>> BEGIN Supplied material

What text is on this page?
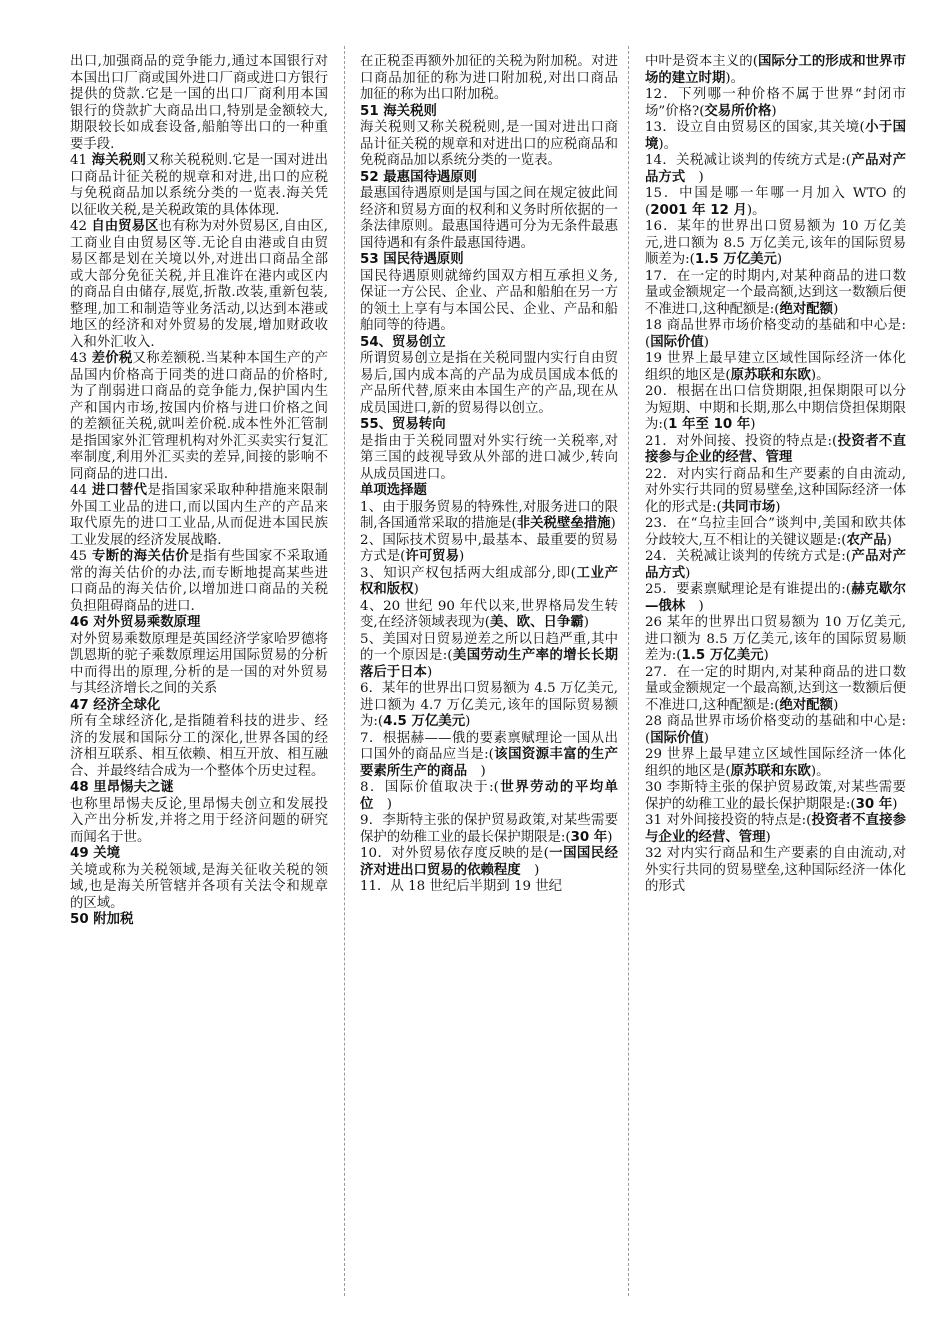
出口,加强商品的竞争能力,通过本国银行对本国出口厂商或国外进口厂商或进口方银行提供的贷款.它是一国的出口厂商利用本国银行的贷款扩大商品出口,特别是金额较大,期限较长如成套设备,船舶等出口的一种重要手段.

41 海关税则又称关税税则.它是一国对进出口商品计征关税的规章和对进,出口的应税与免税商品加以系统分类的一览表.海关凭以征收关税,是关税政策的具体体现.

42 自由贸易区也有称为对外贸易区,自由区,工商业自由贸易区等.无论自由港或自由贸易区都是划在关境以外,对进出口商品全部或大部分免征关税,并且准许在港内或区内的商品自由储存,展览,折散.改装,重新包装,整理,加工和制造等业务活动,以达到本港或地区的经济和对外贸易的发展,增加财政收入和外汇收入.

43 差价税又称差额税.当某种本国生产的产品国内价格高于同类的进口商品的价格时,为了削弱进口商品的竞争能力,保护国内生产和国内市场,按国内价格与进口价格之间的差额征关税,就叫差价税.成本性外汇管制是指国家外汇管理机构对外汇买卖实行复汇率制度,利用外汇买卖的差异,间接的影响不同商品的进口出.

44 进口替代是指国家采取种种措施来限制外国工业品的进口,而以国内生产的产品来取代原先的进口工业品,从而促进本国民族工业发展的经济发展战略.

45 专断的海关估价是指有些国家不采取通常的海关估价的办法,而专断地提高某些进口商品的海关估价,以增加进口商品的关税负担阻碍商品的进口.

46 对外贸易乘数原理

对外贸易乘数原理是英国经济学家哈罗德将凯恩斯的驼子乘数原理运用国际贸易的分析中而得出的原理,分析的是一国的对外贸易与其经济增长之间的关系

47 经济全球化

所有全球经济化,是指随着科技的进步、经济的发展和国际分工的深化,世界各国的经济相互联系、相互依赖、相互开放、相互融合、并最终结合成为一个整体个历史过程。

48 里昂惕夫之谜

也称里昂惕夫反论,里昂惕夫创立和发展投入产出分析发,并将之用于经济问题的研究而闻名于世。

49 关境

关境或称为关税领域,是海关征收关税的领域,也是海关所管辖并各项有关法令和规章的区域。

50 附加税

在正税歪再额外加征的关税为附加税。对进口商品加征的称为进口附加税,对出口商品加征的称为出口附加税。

51 海关税则

海关税则又称关税税则,是一国对进出口商品计征关税的规章和对进出口的应税商品和免税商品加以系统分类的一览表。

52 最惠国待遇原则

最惠国待遇原则是国与国之间在规定彼此间经济和贸易方面的权利和义务时所依据的一条法律原则。最惠国待遇可分为无条件最惠国待遇和有条件最惠国待遇。

53 国民待遇原则

国民待遇原则就缔约国双方相互承担义务,保证一方公民、企业、产品和船舶在另一方的领土上享有与本国公民、企业、产品和船舶同等的待遇。

54、贸易创立

所谓贸易创立是指在关税同盟内实行自由贸易后,国内成本高的产品为成员国成本低的产品所代替,原来由本国生产的产品,现在从成员国进口,新的贸易得以创立。

55、贸易转向

是指由于关税同盟对外实行统一关税率,对第三国的歧视导致从外部的进口减少,转向从成员国进口。

单项选择题

1、由于服务贸易的特殊性,对服务进口的限制,各国通常采取的措施是(非关税壁垒措施)

2、国际技术贸易中,最基本、最重要的贸易方式是(许可贸易)

3、知识产权包括两大组成部分,即(工业产权和版权)

4、20 世纪 90 年代以来,世界格局发生转变,在经济领域表现为(美、欧、日争霸)

5、美国对日贸易逆差之所以日趋严重,其中的一个原因是:(美国劳动生产率的增长长期落后于日本)

6．某年的世界出口贸易额为 4.5 万亿美元,进口额为 4.7 万亿美元,该年的国际贸易额为:(4.5 万亿美元)

7．根据赫——俄的要素禀赋理论一国从出口国外的商品应当是:(该国资源丰富的生产要素所生产的商品　)

8．国际价值取决于:(世界劳动的平均单位　)

9．李斯特主张的保护贸易政策,对某些需要保护的幼稚工业的最长保护期限是:(30 年)

10．对外贸易依存度反映的是(一国国民经济对进出口贸易的依赖程度　)

11．从 18 世纪后半期到 19 世纪

中叶是资本主义的(国际分工的形成和世界市场的建立时期)。

12．下列哪一种价格不属于世界“封闭市场”价格?(交易所价格)

13．设立自由贸易区的国家,其关境(小于国境)。

14．关税减让谈判的传统方式是:(产品对产品方式　)

15．中国是哪一年哪一月加入 WTO 的(2001 年 12 月)。

16．某年的世界出口贸易额为 10 万亿美元,进口额为 8.5 万亿美元,该年的国际贸易顺差为:(1.5 万亿美元)

17．在一定的时期内,对某种商品的进口数量或金额规定一个最高额,达到这一数额后便不准进口,这种配额是:(绝对配额)

18 商品世界市场价格变动的基础和中心是:(国际价值)

19 世界上最早建立区域性国际经济一体化组织的地区是(原苏联和东欧)。

20．根据在出口信贷期限,担保期限可以分为短期、中期和长期,那么中期信贷担保期限为:(1 年至 10 年)

21．对外间接、投资的特点是:(投资者不直接参与企业的经营、管理

22．对内实行商品和生产要素的自由流动,对外实行共同的贸易壁垒,这种国际经济一体化的形式是:(共同市场)

23．在“乌拉圭回合”谈判中,美国和欧共体分歧较大,互不相让的关键议题是:(农产品)

24．关税减让谈判的传统方式是:(产品对产品方式)

25．要素禀赋理论是有谁提出的:(赫克歇尔—俄林　)

26 某年的世界出口贸易额为 10 万亿美元,进口额为 8.5 万亿美元,该年的国际贸易顺差为:(1.5 万亿美元)

27．在一定的时期内,对某种商品的进口数量或金额规定一个最高额,达到这一数额后便不准进口,这种配额是:(绝对配额)

28 商品世界市场价格变动的基础和中心是:(国际价值)

29 世界上最早建立区域性国际经济一体化组织的地区是(原苏联和东欧)。

30 李斯特主张的保护贸易政策,对某些需要保护的幼稚工业的最长保护期限是:(30 年)

31 对外间接投资的特点是:(投资者不直接参与企业的经营、管理)

32 对内实行商品和生产要素的自由流动,对外实行共同的贸易壁垒,这种国际经济一体化的形式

>> END Supplied material

» Requirements: Copy each line that holds the word "对某种商品的进口数量或金额规定一个最高额".

» The reply:
17．在一定的时期内,对某种商品的进口数量或金额规定一个最高额,达到这一数额后便不准进口,这种配额是:(绝对配额)
27．在一定的时期内,对某种商品的进口数量或金额规定一个最高额,达到这一数额后便不准进口,这种配额是:(绝对配额)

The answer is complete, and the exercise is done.